[Saved entries]

= = =

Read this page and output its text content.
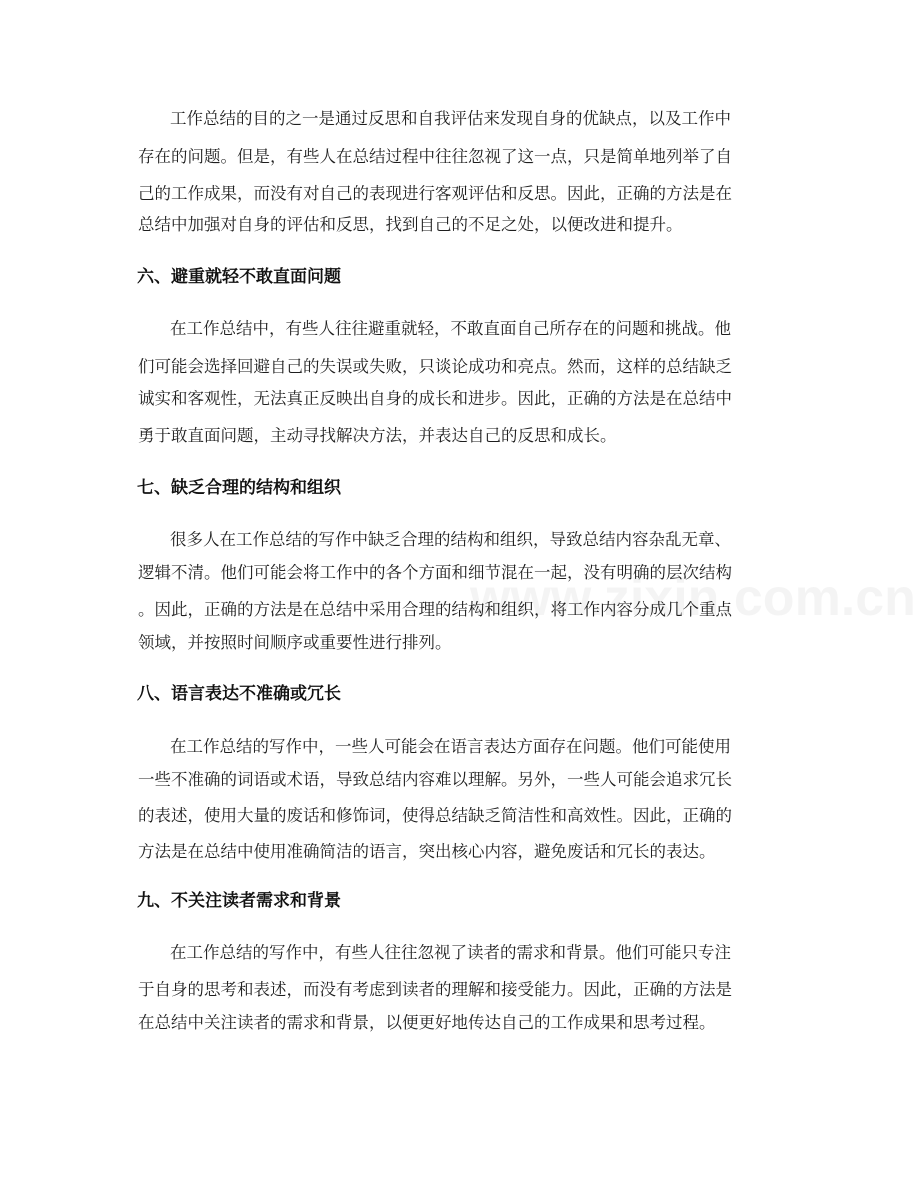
工作总结的目的之一是通过反思和自我评估来发现自身的优缺点，以及工作中
存在的问题。但是，有些人在总结过程中往往忽视了这一点，只是简单地列举了自
己的工作成果，而没有对自己的表现进行客观评估和反思。因此，正确的方法是在
总结中加强对自身的评估和反思，找到自己的不足之处，以便改进和提升。
六、避重就轻不敢直面问题
在工作总结中，有些人往往避重就轻，不敢直面自己所存在的问题和挑战。他
们可能会选择回避自己的失误或失败，只谈论成功和亮点。然而，这样的总结缺乏
诚实和客观性，无法真正反映出自身的成长和进步。因此，正确的方法是在总结中
勇于敢直面问题，主动寻找解决方法，并表达自己的反思和成长。
七、缺乏合理的结构和组织
很多人在工作总结的写作中缺乏合理的结构和组织，导致总结内容杂乱无章、
逻辑不清。他们可能会将工作中的各个方面和细节混在一起，没有明确的层次结构
。因此，正确的方法是在总结中采用合理的结构和组织，将工作内容分成几个重点
领域，并按照时间顺序或重要性进行排列。
八、语言表达不准确或冗长
在工作总结的写作中，一些人可能会在语言表达方面存在问题。他们可能使用
一些不准确的词语或术语，导致总结内容难以理解。另外，一些人可能会追求冗长
的表述，使用大量的废话和修饰词，使得总结缺乏简洁性和高效性。因此，正确的
方法是在总结中使用准确简洁的语言，突出核心内容，避免废话和冗长的表达。
九、不关注读者需求和背景
在工作总结的写作中，有些人往往忽视了读者的需求和背景。他们可能只专注
于自身的思考和表述，而没有考虑到读者的理解和接受能力。因此，正确的方法是
在总结中关注读者的需求和背景，以便更好地传达自己的工作成果和思考过程。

= = =

STATED GOAL:
Using the records above, output their complete text exactly, minus any images.

SOLUTION FOR THIS EXERCISE:
Read this page and output its text content.
工作总结的目的之一是通过反思和自我评估来发现自身的优缺点，以及工作中
存在的问题。但是，有些人在总结过程中往往忽视了这一点，只是简单地列举了自
己的工作成果，而没有对自己的表现进行客观评估和反思。因此，正确的方法是在
总结中加强对自身的评估和反思，找到自己的不足之处，以便改进和提升。
六、避重就轻不敢直面问题
在工作总结中，有些人往往避重就轻，不敢直面自己所存在的问题和挑战。他
们可能会选择回避自己的失误或失败，只谈论成功和亮点。然而，这样的总结缺乏
诚实和客观性，无法真正反映出自身的成长和进步。因此，正确的方法是在总结中
勇于敢直面问题，主动寻找解决方法，并表达自己的反思和成长。
七、缺乏合理的结构和组织
很多人在工作总结的写作中缺乏合理的结构和组织，导致总结内容杂乱无章、
逻辑不清。他们可能会将工作中的各个方面和细节混在一起，没有明确的层次结构
。因此，正确的方法是在总结中采用合理的结构和组织，将工作内容分成几个重点
领域，并按照时间顺序或重要性进行排列。
八、语言表达不准确或冗长
在工作总结的写作中，一些人可能会在语言表达方面存在问题。他们可能使用
一些不准确的词语或术语，导致总结内容难以理解。另外，一些人可能会追求冗长
的表述，使用大量的废话和修饰词，使得总结缺乏简洁性和高效性。因此，正确的
方法是在总结中使用准确简洁的语言，突出核心内容，避免废话和冗长的表达。
九、不关注读者需求和背景
在工作总结的写作中，有些人往往忽视了读者的需求和背景。他们可能只专注
于自身的思考和表述，而没有考虑到读者的理解和接受能力。因此，正确的方法是
在总结中关注读者的需求和背景，以便更好地传达自己的工作成果和思考过程。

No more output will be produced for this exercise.